TASK GOAL
Pull out every line below containing the word "outer".
____
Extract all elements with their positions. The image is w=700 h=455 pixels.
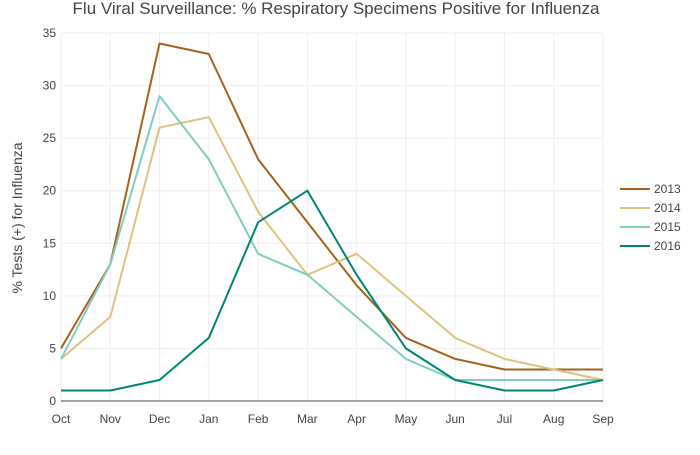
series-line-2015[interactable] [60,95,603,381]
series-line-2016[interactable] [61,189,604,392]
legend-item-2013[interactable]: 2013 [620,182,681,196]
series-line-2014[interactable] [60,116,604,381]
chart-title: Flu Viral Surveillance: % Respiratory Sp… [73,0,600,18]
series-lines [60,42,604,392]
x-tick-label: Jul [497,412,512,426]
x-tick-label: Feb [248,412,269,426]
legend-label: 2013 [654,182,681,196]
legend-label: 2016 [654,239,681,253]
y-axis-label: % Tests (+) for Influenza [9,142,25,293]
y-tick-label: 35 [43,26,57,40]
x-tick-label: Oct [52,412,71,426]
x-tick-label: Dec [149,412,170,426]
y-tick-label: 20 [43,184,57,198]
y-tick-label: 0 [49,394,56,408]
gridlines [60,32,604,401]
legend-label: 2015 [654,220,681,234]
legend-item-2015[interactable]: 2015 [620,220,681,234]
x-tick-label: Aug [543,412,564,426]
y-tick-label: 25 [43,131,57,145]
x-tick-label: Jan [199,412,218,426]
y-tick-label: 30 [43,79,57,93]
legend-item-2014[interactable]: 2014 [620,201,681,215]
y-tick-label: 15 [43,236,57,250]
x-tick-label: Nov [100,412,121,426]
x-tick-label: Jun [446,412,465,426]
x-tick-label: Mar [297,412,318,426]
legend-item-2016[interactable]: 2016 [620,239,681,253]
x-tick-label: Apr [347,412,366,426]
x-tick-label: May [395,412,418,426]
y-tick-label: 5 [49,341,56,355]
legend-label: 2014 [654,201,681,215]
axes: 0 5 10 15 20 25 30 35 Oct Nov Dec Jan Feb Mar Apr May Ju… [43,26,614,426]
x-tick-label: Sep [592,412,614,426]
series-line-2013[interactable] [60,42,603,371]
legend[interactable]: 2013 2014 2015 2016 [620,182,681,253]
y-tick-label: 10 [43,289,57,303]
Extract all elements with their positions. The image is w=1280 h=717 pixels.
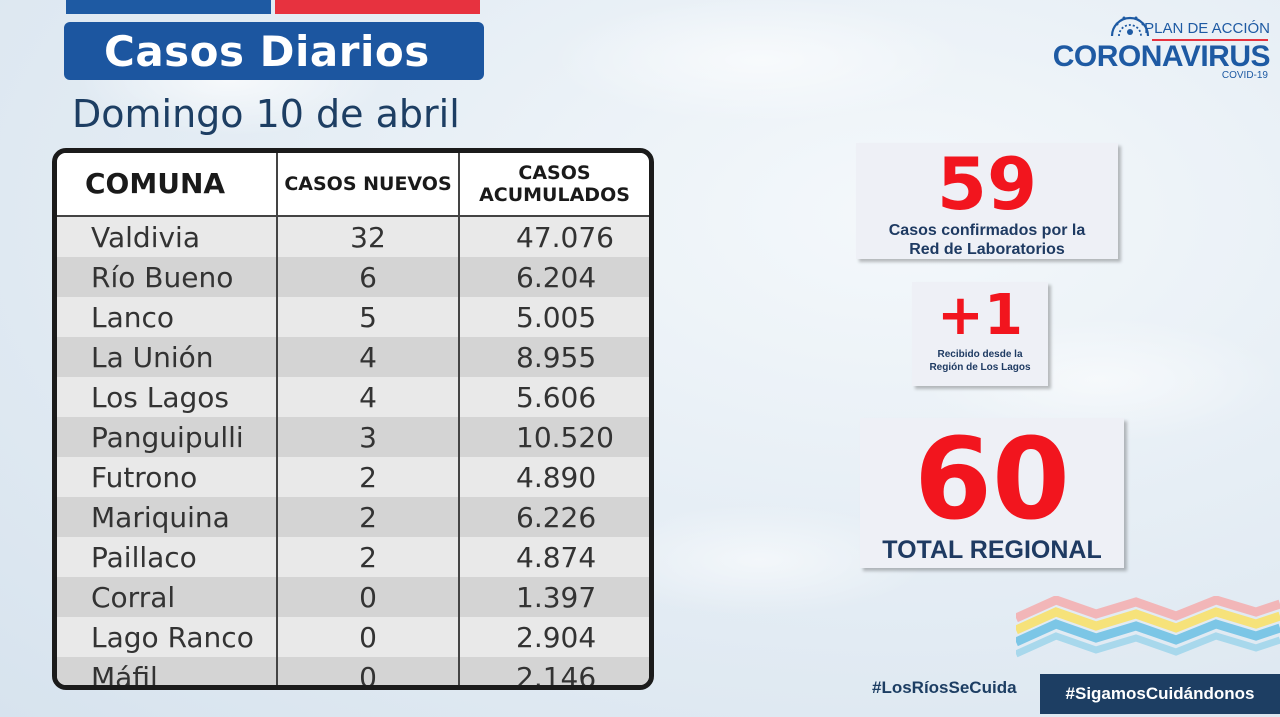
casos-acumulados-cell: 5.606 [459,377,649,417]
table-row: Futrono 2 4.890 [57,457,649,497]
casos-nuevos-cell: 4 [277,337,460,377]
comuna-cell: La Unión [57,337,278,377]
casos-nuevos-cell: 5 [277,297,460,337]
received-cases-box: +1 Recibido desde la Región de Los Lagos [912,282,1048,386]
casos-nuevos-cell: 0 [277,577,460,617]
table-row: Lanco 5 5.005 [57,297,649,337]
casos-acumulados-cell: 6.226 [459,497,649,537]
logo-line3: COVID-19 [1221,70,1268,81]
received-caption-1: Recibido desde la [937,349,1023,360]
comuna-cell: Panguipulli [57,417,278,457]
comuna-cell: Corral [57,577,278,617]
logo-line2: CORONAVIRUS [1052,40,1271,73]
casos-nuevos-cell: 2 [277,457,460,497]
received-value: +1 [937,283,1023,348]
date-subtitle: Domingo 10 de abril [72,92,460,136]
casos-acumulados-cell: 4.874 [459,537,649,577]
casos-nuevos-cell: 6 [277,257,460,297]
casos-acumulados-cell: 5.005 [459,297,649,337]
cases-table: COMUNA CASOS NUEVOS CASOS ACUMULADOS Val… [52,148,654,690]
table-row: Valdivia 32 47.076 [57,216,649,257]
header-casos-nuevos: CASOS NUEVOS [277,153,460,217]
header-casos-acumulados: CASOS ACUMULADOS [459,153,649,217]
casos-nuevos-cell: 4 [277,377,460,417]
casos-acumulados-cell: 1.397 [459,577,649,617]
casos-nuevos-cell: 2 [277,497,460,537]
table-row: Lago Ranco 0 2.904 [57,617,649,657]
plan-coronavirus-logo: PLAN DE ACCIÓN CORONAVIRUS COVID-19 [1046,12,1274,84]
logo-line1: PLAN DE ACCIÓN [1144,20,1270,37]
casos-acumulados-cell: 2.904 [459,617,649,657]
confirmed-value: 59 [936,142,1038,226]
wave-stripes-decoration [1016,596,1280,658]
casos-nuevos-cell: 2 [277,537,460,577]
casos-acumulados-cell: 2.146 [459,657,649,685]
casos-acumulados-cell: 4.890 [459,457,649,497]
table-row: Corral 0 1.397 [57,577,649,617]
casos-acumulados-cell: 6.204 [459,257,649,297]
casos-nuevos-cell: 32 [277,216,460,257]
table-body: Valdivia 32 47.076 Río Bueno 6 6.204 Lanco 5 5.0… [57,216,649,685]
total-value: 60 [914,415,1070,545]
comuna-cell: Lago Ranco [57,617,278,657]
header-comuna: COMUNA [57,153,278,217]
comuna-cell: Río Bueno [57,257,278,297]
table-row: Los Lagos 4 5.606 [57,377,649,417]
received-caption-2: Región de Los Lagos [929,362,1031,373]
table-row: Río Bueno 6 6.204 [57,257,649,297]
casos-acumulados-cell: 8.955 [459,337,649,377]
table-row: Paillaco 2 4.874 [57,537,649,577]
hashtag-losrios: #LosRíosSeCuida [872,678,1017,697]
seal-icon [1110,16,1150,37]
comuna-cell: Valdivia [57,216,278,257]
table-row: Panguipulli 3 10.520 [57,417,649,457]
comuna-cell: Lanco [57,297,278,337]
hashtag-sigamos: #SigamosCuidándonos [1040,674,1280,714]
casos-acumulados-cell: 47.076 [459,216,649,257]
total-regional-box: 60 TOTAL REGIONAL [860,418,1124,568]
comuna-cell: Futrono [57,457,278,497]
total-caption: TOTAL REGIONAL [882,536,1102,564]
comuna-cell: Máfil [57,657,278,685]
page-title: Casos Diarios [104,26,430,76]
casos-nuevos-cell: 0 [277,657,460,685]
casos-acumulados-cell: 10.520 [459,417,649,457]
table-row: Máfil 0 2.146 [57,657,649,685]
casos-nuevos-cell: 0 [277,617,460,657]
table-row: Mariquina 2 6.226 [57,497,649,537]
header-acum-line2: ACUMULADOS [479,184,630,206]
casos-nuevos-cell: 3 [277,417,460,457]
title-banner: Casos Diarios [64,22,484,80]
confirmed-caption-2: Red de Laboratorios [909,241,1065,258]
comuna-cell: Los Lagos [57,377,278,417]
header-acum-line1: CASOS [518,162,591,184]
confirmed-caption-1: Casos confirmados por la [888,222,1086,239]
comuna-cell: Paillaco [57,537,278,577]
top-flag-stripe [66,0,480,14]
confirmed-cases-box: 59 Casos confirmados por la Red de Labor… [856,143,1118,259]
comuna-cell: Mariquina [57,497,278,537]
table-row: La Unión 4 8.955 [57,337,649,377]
____
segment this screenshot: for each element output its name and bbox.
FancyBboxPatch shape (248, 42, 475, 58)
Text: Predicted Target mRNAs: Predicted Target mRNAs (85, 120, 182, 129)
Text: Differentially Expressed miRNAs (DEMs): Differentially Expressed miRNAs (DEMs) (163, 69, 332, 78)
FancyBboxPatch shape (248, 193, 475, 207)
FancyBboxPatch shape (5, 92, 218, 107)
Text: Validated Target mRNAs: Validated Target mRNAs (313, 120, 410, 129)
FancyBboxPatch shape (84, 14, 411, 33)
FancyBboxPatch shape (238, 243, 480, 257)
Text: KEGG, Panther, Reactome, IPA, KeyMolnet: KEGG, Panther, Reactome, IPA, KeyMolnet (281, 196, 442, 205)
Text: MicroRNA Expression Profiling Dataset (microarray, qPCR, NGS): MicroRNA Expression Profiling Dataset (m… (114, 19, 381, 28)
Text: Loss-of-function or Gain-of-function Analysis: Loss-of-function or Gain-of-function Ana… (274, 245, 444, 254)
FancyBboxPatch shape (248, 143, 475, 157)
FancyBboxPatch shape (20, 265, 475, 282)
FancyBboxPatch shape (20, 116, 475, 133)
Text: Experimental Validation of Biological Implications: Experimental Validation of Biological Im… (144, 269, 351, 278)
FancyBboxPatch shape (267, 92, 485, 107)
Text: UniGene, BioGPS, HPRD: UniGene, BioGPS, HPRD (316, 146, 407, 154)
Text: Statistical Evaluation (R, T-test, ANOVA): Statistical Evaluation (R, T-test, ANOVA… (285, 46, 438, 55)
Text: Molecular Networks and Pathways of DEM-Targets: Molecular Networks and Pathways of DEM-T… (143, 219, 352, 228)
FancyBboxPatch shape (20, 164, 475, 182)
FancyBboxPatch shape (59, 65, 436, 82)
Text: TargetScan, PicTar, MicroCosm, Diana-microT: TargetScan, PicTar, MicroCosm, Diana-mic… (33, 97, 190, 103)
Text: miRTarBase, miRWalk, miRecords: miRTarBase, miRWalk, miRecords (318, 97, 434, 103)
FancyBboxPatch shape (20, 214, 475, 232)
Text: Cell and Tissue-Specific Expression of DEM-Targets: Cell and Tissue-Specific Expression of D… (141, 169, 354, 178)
____
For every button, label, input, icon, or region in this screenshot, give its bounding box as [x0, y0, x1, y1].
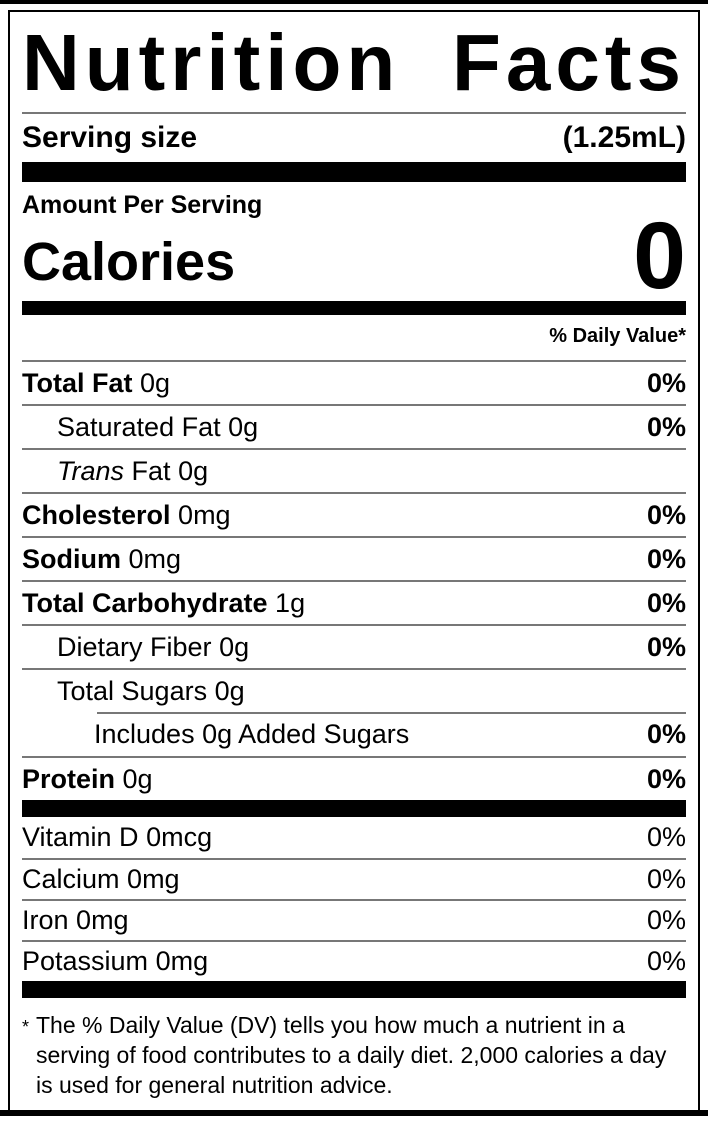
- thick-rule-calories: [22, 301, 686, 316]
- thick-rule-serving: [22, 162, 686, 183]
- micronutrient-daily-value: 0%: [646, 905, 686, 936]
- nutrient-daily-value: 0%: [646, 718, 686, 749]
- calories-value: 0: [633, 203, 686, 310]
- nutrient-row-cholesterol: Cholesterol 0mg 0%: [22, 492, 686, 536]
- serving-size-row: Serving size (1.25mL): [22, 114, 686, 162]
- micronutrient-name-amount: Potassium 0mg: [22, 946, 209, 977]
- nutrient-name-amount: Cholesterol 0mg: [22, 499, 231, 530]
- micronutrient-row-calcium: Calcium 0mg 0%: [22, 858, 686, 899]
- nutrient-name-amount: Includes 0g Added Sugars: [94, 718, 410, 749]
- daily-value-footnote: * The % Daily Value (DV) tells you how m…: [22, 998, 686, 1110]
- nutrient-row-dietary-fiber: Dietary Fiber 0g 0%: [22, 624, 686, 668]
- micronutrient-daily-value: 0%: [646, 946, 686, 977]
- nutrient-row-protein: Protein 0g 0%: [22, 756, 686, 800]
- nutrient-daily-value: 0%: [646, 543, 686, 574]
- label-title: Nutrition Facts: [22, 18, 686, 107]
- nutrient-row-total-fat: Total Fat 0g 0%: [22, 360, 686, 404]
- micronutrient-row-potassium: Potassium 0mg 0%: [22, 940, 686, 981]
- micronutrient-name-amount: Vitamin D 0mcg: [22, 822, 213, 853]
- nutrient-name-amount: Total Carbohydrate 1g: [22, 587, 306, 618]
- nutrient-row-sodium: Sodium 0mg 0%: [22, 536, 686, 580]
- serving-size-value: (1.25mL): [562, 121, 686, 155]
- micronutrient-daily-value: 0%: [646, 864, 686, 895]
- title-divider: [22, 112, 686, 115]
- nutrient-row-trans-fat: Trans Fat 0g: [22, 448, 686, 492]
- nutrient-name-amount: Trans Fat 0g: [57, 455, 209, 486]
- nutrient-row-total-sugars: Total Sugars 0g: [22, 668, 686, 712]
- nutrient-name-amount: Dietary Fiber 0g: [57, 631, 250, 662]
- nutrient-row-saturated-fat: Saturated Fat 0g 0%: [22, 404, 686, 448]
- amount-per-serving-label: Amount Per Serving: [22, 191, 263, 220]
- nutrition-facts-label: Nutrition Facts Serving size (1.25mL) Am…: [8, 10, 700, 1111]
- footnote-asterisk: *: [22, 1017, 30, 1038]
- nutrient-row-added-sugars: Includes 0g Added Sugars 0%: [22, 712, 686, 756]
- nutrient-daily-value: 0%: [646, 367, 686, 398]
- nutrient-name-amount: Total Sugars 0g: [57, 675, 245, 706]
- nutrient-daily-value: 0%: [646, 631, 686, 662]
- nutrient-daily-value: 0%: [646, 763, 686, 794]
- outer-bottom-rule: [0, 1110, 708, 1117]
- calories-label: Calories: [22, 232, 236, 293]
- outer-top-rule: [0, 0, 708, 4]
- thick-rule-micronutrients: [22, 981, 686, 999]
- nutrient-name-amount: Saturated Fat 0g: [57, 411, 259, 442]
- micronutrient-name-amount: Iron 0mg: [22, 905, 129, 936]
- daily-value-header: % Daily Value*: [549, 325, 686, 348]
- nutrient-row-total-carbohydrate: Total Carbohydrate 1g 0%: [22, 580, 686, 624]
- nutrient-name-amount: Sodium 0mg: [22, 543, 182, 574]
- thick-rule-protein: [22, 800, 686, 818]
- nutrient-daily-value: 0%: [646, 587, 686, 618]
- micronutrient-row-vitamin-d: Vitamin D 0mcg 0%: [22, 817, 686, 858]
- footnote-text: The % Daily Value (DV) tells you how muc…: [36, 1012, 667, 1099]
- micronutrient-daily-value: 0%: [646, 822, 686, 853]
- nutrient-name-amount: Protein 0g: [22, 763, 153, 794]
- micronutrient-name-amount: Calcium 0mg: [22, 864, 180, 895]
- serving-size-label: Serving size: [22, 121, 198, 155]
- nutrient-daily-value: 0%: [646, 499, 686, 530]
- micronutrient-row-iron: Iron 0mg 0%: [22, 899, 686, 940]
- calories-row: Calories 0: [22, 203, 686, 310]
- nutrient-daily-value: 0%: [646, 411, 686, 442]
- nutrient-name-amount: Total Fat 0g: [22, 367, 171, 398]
____
ANSWER
- outer-bottom-rule: [0, 1110, 708, 1117]
- outer-top-rule: [0, 0, 708, 4]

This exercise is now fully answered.